(Collected data)

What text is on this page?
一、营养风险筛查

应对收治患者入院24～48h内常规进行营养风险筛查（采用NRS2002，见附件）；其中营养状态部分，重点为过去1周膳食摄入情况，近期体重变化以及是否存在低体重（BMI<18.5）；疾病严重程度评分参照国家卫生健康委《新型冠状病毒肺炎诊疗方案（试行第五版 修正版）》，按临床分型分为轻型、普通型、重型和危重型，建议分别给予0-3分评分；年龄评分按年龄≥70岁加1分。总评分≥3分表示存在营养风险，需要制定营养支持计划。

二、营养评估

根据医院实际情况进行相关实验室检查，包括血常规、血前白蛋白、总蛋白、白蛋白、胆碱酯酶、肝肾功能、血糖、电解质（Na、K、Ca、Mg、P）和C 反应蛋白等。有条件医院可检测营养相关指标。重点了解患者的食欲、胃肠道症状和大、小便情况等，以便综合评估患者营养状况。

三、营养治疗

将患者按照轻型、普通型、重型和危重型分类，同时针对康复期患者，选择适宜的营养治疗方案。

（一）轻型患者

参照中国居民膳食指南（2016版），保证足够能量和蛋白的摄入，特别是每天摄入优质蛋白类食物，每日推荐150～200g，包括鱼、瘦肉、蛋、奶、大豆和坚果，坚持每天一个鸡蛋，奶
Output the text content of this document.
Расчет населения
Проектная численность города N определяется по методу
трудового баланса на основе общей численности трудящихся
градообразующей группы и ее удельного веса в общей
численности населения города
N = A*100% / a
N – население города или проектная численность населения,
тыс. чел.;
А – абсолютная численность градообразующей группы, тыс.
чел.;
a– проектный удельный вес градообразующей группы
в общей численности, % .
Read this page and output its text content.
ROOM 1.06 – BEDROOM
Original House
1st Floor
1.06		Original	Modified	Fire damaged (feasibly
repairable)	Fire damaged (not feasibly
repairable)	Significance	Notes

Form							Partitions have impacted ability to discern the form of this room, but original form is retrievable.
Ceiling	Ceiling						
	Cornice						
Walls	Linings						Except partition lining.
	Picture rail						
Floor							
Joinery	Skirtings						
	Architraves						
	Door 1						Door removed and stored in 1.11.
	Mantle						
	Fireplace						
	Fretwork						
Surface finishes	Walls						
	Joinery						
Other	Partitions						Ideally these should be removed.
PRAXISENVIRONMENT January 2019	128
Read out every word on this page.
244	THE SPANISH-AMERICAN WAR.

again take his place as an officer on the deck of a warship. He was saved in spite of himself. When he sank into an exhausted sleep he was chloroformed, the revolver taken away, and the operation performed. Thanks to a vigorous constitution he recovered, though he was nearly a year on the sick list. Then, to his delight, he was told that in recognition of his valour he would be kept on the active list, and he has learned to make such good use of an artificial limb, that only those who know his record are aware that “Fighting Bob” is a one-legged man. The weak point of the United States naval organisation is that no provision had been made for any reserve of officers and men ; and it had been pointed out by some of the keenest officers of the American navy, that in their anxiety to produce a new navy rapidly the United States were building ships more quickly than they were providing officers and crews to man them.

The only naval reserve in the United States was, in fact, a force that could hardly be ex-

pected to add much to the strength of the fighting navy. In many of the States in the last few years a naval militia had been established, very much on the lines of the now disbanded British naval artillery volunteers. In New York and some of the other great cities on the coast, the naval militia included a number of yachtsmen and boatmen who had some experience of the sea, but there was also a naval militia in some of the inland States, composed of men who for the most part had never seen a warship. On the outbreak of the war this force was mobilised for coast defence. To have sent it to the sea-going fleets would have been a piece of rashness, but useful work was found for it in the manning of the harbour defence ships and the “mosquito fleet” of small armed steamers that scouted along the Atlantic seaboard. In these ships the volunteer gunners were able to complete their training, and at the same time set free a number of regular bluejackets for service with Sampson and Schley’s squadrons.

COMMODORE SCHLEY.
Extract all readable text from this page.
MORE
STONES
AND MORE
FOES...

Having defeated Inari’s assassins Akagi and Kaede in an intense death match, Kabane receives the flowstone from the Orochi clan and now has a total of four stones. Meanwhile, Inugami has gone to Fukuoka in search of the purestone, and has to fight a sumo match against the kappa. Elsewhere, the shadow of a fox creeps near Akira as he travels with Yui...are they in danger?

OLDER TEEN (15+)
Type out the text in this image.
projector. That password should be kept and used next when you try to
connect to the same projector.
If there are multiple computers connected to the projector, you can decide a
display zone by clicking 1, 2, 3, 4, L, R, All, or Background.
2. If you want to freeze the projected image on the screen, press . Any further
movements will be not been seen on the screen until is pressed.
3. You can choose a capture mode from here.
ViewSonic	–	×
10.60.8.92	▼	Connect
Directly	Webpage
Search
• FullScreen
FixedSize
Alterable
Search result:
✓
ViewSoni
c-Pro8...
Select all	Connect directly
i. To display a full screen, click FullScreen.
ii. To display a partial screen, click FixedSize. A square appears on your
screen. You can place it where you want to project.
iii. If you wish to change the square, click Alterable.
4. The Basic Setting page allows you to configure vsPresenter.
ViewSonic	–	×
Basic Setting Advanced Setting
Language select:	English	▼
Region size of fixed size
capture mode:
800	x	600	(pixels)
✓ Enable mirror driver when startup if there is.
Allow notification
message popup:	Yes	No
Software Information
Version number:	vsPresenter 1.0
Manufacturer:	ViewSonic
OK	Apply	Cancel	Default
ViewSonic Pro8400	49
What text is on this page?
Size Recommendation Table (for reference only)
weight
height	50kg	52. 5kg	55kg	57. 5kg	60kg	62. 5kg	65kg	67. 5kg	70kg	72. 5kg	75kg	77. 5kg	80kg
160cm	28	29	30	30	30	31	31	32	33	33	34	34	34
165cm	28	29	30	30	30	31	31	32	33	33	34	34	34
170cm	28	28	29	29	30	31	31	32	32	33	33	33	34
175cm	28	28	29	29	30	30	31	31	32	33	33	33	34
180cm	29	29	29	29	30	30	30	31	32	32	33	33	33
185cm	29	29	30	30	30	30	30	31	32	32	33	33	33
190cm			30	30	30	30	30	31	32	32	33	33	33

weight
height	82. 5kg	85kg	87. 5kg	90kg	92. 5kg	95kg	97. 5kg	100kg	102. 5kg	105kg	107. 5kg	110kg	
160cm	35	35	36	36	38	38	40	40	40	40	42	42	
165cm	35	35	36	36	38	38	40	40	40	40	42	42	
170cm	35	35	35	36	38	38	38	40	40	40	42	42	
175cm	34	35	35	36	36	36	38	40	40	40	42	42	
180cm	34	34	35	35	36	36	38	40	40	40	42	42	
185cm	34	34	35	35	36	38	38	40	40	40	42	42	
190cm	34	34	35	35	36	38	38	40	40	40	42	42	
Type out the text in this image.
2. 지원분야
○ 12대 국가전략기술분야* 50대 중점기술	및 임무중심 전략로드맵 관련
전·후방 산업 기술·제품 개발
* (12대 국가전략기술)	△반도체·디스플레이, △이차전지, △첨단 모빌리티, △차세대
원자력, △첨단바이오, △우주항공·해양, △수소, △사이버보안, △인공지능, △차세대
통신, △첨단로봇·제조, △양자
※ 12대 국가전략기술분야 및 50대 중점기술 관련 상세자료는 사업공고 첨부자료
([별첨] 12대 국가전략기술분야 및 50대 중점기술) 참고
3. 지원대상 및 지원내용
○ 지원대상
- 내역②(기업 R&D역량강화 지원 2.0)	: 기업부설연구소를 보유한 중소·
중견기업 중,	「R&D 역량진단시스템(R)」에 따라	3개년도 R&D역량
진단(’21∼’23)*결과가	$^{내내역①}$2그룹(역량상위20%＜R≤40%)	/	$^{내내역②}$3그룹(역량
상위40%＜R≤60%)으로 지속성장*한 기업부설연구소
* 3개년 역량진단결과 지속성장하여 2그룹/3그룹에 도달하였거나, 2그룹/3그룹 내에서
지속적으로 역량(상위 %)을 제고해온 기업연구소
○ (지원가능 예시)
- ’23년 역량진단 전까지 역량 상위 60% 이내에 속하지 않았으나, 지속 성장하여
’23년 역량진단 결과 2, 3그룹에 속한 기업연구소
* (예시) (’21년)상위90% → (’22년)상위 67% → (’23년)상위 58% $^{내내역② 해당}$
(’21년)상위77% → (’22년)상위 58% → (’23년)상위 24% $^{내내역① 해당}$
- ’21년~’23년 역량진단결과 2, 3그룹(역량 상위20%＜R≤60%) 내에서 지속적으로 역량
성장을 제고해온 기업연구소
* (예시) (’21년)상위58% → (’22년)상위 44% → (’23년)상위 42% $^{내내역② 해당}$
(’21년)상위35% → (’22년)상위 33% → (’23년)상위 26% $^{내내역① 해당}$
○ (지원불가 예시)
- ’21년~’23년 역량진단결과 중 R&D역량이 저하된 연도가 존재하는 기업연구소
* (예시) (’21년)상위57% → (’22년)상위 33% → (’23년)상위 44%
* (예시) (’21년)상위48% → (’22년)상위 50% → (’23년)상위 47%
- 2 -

WHAT THE TASK ASKS:
Make a list of all lines in the data that contain "내내역①".

TASK SOLUTION:
진단(’21∼’23)*결과가	$^{내내역①}$2그룹(역량상위20%＜R≤40%)	/	$^{내내역②}$3그룹(역량
(’21년)상위77% → (’22년)상위 58% → (’23년)상위 24% $^{내내역① 해당}$
(’21년)상위35% → (’22년)상위 33% → (’23년)상위 26% $^{내내역① 해당}$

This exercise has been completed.